* [What you have to do]: Extract the full set of records, then give each one again exactly.
-- Begin --
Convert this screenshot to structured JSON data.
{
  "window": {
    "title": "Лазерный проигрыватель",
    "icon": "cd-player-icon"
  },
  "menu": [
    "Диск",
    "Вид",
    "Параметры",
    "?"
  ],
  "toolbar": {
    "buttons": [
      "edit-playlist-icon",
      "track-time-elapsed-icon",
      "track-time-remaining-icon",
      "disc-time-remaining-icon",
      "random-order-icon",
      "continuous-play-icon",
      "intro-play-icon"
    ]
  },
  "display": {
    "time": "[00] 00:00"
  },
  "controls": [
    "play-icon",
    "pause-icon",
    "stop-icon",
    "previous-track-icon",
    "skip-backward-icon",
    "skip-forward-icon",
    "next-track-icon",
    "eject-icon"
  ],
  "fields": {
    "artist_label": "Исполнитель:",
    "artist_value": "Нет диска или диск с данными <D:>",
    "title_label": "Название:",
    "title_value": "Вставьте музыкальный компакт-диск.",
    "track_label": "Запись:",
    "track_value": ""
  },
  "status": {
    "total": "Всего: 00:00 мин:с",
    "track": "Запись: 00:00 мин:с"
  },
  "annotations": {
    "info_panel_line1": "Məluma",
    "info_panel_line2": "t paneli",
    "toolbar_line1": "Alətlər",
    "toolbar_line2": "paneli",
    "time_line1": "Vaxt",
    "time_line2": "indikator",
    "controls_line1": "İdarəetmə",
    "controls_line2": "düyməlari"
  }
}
-- End --
* [Task result]:
Convert this screenshot to structured JSON data.
{
  "window": {
    "title": "Лазерный проигрыватель",
    "icon": "cd-player-icon"
  },
  "menu": [
    "Диск",
    "Вид",
    "Параметры",
    "?"
  ],
  "toolbar": {
    "buttons": [
      "edit-playlist-icon",
      "track-time-elapsed-icon",
      "track-time-remaining-icon",
      "disc-time-remaining-icon",
      "random-order-icon",
      "continuous-play-icon",
      "intro-play-icon"
    ]
  },
  "display": {
    "time": "[00] 00:00"
  },
  "controls": [
    "play-icon",
    "pause-icon",
    "stop-icon",
    "previous-track-icon",
    "skip-backward-icon",
    "skip-forward-icon",
    "next-track-icon",
    "eject-icon"
  ],
  "fields": {
    "artist_label": "Исполнитель:",
    "artist_value": "Нет диска или диск с данными <D:>",
    "title_label": "Название:",
    "title_value": "Вставьте музыкальный компакт-диск.",
    "track_label": "Запись:",
    "track_value": ""
  },
  "status": {
    "total": "Всего: 00:00 мин:с",
    "track": "Запись: 00:00 мин:с"
  },
  "annotations": {
    "info_panel_line1": "Məluma",
    "info_panel_line2": "t paneli",
    "toolbar_line1": "Alətlər",
    "toolbar_line2": "paneli",
    "time_line1": "Vaxt",
    "time_line2": "indikator",
    "controls_line1": "İdarəetmə",
    "controls_line2": "düyməlari"
  }
}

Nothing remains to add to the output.